→ EXERCISE INSTRUCTIONS: Pull every line containing "PILDORAS" out of the material below.

→ Source records:
+ + + +

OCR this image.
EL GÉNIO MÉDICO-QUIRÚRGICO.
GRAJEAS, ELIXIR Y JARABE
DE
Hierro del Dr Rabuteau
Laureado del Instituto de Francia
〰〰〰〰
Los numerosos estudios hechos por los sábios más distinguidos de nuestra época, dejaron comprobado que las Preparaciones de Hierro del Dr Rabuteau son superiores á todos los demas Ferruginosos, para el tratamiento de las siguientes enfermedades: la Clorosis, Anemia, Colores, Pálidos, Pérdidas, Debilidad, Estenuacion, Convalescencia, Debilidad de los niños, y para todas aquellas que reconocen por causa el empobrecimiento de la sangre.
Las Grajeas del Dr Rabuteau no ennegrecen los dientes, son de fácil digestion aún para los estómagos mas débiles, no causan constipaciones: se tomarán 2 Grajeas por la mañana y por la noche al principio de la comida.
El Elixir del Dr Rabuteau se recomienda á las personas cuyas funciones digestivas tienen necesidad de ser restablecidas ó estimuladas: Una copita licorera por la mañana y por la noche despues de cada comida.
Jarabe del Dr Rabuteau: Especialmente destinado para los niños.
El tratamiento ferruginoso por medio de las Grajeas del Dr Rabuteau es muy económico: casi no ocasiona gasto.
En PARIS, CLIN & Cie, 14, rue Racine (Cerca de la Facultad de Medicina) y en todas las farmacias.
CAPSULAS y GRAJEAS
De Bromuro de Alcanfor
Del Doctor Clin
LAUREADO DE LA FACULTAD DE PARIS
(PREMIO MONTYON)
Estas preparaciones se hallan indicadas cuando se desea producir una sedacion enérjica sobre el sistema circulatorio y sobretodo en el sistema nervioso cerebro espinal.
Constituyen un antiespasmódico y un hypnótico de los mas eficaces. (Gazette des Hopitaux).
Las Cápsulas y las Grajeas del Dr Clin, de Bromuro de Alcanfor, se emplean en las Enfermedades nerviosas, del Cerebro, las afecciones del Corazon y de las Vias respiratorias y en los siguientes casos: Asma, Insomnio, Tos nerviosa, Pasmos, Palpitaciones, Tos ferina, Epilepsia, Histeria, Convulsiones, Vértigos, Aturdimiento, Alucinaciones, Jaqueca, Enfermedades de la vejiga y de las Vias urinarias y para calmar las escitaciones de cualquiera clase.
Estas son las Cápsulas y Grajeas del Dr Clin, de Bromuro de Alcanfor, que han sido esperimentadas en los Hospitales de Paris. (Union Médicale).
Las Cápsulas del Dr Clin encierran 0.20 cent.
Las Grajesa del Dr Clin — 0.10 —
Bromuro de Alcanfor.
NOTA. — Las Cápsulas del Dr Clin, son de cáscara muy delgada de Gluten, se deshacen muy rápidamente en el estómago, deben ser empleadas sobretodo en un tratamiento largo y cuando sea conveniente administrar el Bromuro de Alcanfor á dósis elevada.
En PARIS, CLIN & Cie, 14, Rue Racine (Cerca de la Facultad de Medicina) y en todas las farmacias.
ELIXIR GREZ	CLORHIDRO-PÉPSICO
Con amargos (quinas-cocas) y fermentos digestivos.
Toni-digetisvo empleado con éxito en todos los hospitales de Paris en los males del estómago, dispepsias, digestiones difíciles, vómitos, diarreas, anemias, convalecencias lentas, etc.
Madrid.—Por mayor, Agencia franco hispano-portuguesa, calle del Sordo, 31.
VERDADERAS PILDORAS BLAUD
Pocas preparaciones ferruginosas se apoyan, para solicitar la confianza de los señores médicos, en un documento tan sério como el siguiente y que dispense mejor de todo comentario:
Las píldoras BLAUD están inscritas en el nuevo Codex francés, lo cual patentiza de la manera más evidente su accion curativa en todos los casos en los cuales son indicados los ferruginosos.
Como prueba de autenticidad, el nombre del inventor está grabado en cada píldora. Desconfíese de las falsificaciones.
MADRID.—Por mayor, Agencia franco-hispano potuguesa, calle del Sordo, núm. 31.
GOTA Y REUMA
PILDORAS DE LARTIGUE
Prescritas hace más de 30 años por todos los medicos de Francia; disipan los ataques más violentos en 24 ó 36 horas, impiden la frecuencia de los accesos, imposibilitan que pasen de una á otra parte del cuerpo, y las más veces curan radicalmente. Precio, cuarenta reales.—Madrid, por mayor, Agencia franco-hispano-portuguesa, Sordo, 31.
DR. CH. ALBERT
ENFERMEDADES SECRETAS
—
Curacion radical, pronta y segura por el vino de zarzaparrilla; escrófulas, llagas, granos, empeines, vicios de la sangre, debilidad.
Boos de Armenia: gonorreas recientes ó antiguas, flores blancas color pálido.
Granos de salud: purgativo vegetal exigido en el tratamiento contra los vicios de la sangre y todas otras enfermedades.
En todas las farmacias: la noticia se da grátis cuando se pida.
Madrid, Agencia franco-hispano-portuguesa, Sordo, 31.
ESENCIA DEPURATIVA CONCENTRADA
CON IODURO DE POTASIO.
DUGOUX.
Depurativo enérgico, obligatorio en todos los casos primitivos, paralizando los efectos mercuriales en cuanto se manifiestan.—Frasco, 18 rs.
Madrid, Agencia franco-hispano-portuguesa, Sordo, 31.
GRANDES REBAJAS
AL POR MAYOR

+ + + +

→ RESPONSE:
VERDADERAS PILDORAS BLAUD
PILDORAS DE LARTIGUE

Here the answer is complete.